[Figure contents as structured data]

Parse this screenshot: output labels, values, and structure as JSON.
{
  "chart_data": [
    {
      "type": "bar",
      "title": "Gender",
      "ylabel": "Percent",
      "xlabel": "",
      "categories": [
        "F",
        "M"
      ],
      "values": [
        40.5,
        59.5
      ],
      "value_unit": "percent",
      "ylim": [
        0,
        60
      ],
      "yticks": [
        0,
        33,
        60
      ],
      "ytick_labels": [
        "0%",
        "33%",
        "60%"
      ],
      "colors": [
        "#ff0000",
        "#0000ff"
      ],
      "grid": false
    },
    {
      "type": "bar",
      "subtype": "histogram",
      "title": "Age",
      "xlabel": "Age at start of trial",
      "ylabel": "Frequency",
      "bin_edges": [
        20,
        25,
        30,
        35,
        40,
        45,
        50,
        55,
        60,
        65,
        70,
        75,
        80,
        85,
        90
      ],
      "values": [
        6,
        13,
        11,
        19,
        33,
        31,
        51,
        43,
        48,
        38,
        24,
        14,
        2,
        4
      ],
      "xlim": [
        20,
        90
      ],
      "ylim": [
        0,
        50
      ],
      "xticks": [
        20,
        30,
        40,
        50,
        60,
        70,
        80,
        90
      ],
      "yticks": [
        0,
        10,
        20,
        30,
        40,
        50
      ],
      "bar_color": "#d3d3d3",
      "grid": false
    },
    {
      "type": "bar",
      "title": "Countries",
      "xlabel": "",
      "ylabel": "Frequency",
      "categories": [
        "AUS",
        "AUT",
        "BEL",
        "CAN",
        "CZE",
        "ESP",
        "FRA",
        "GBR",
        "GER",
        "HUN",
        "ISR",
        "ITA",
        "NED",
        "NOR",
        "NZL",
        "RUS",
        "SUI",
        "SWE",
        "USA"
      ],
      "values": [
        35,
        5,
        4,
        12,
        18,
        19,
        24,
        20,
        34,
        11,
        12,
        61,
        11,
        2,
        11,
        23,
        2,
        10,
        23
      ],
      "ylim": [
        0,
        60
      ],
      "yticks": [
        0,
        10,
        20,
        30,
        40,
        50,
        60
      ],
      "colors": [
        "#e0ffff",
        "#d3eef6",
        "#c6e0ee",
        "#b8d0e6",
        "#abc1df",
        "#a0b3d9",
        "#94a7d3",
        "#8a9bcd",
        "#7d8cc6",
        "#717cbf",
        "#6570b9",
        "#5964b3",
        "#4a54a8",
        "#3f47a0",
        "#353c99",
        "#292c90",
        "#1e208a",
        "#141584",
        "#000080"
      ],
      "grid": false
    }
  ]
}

— Challenge —
The records above are to be copied in full, exactly as written.

— Finished task —
Parse this screenshot: output labels, values, and structure as JSON.
{
  "chart_data": [
    {
      "type": "bar",
      "title": "Gender",
      "ylabel": "Percent",
      "xlabel": "",
      "categories": [
        "F",
        "M"
      ],
      "values": [
        40.5,
        59.5
      ],
      "value_unit": "percent",
      "ylim": [
        0,
        60
      ],
      "yticks": [
        0,
        33,
        60
      ],
      "ytick_labels": [
        "0%",
        "33%",
        "60%"
      ],
      "colors": [
        "#ff0000",
        "#0000ff"
      ],
      "grid": false
    },
    {
      "type": "bar",
      "subtype": "histogram",
      "title": "Age",
      "xlabel": "Age at start of trial",
      "ylabel": "Frequency",
      "bin_edges": [
        20,
        25,
        30,
        35,
        40,
        45,
        50,
        55,
        60,
        65,
        70,
        75,
        80,
        85,
        90
      ],
      "values": [
        6,
        13,
        11,
        19,
        33,
        31,
        51,
        43,
        48,
        38,
        24,
        14,
        2,
        4
      ],
      "xlim": [
        20,
        90
      ],
      "ylim": [
        0,
        50
      ],
      "xticks": [
        20,
        30,
        40,
        50,
        60,
        70,
        80,
        90
      ],
      "yticks": [
        0,
        10,
        20,
        30,
        40,
        50
      ],
      "bar_color": "#d3d3d3",
      "grid": false
    },
    {
      "type": "bar",
      "title": "Countries",
      "xlabel": "",
      "ylabel": "Frequency",
      "categories": [
        "AUS",
        "AUT",
        "BEL",
        "CAN",
        "CZE",
        "ESP",
        "FRA",
        "GBR",
        "GER",
        "HUN",
        "ISR",
        "ITA",
        "NED",
        "NOR",
        "NZL",
        "RUS",
        "SUI",
        "SWE",
        "USA"
      ],
      "values": [
        35,
        5,
        4,
        12,
        18,
        19,
        24,
        20,
        34,
        11,
        12,
        61,
        11,
        2,
        11,
        23,
        2,
        10,
        23
      ],
      "ylim": [
        0,
        60
      ],
      "yticks": [
        0,
        10,
        20,
        30,
        40,
        50,
        60
      ],
      "colors": [
        "#e0ffff",
        "#d3eef6",
        "#c6e0ee",
        "#b8d0e6",
        "#abc1df",
        "#a0b3d9",
        "#94a7d3",
        "#8a9bcd",
        "#7d8cc6",
        "#717cbf",
        "#6570b9",
        "#5964b3",
        "#4a54a8",
        "#3f47a0",
        "#353c99",
        "#292c90",
        "#1e208a",
        "#141584",
        "#000080"
      ],
      "grid": false
    }
  ]
}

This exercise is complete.